(STATED EXERCISE):
Do not copy the pictures; transcribe all other material exactly.

[START DATA FOR THIS TASK]

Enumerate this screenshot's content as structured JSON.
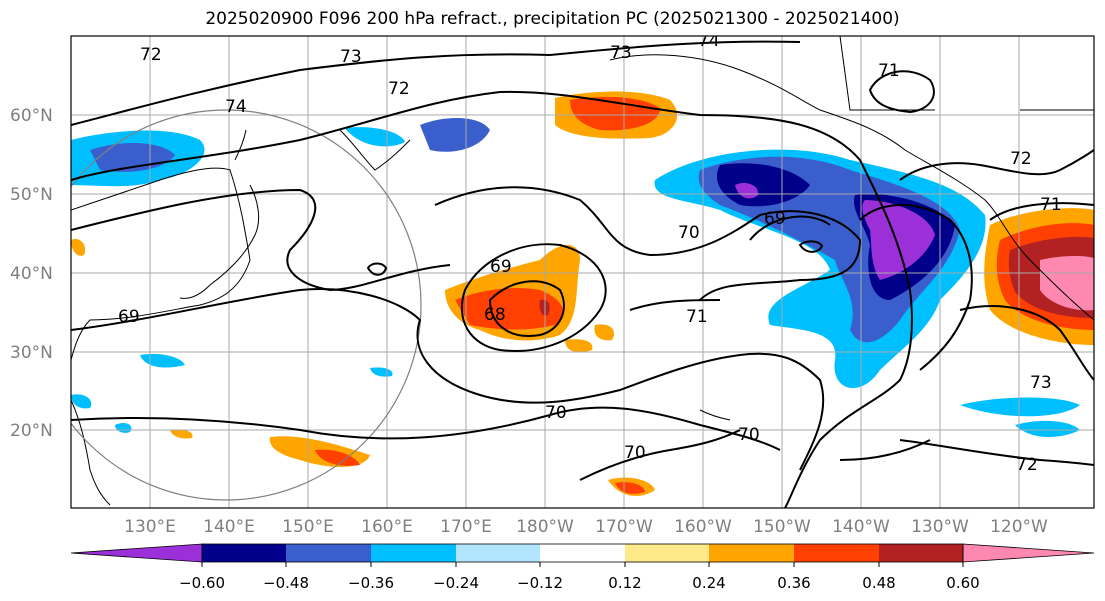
{
  "title": "2025020900 F096 200 hPa refract., precipitation PC (2025021300 - 2025021400)",
  "map": {
    "lon_labels": [
      "130°E",
      "140°E",
      "150°E",
      "160°E",
      "170°E",
      "180°W",
      "170°W",
      "160°W",
      "150°W",
      "140°W",
      "130°W",
      "120°W"
    ],
    "lat_labels": [
      "60°N",
      "50°N",
      "40°N",
      "30°N",
      "20°N"
    ],
    "contour_labels": [
      "73",
      "73",
      "74",
      "71",
      "72",
      "74",
      "72",
      "72",
      "71",
      "70",
      "69",
      "70",
      "69",
      "68",
      "71",
      "70",
      "70",
      "73",
      "72",
      "69"
    ]
  },
  "colorbar": {
    "colors": [
      "#9b30d9",
      "#00008b",
      "#3a5fcd",
      "#00bfff",
      "#b3e5ff",
      "#ffffff",
      "#ffea8a",
      "#ffa500",
      "#ff4000",
      "#b22222",
      "#ff88b0"
    ],
    "tick_labels": [
      "−0.60",
      "−0.48",
      "−0.36",
      "−0.24",
      "−0.12",
      "0.12",
      "0.24",
      "0.36",
      "0.48",
      "0.60"
    ]
  }
}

[END DATA FOR THIS TASK]

(RESULT OF THIS TASK):
Enumerate this screenshot's content as structured JSON.
{
  "title": "2025020900 F096 200 hPa refract., precipitation PC (2025021300 - 2025021400)",
  "map": {
    "lon_labels": [
      "130°E",
      "140°E",
      "150°E",
      "160°E",
      "170°E",
      "180°W",
      "170°W",
      "160°W",
      "150°W",
      "140°W",
      "130°W",
      "120°W"
    ],
    "lat_labels": [
      "60°N",
      "50°N",
      "40°N",
      "30°N",
      "20°N"
    ],
    "contour_labels": [
      "73",
      "73",
      "74",
      "71",
      "72",
      "74",
      "72",
      "72",
      "71",
      "70",
      "69",
      "70",
      "69",
      "68",
      "71",
      "70",
      "70",
      "73",
      "72",
      "69"
    ]
  },
  "colorbar": {
    "colors": [
      "#9b30d9",
      "#00008b",
      "#3a5fcd",
      "#00bfff",
      "#b3e5ff",
      "#ffffff",
      "#ffea8a",
      "#ffa500",
      "#ff4000",
      "#b22222",
      "#ff88b0"
    ],
    "tick_labels": [
      "−0.60",
      "−0.48",
      "−0.36",
      "−0.24",
      "−0.12",
      "0.12",
      "0.24",
      "0.36",
      "0.48",
      "0.60"
    ]
  }
}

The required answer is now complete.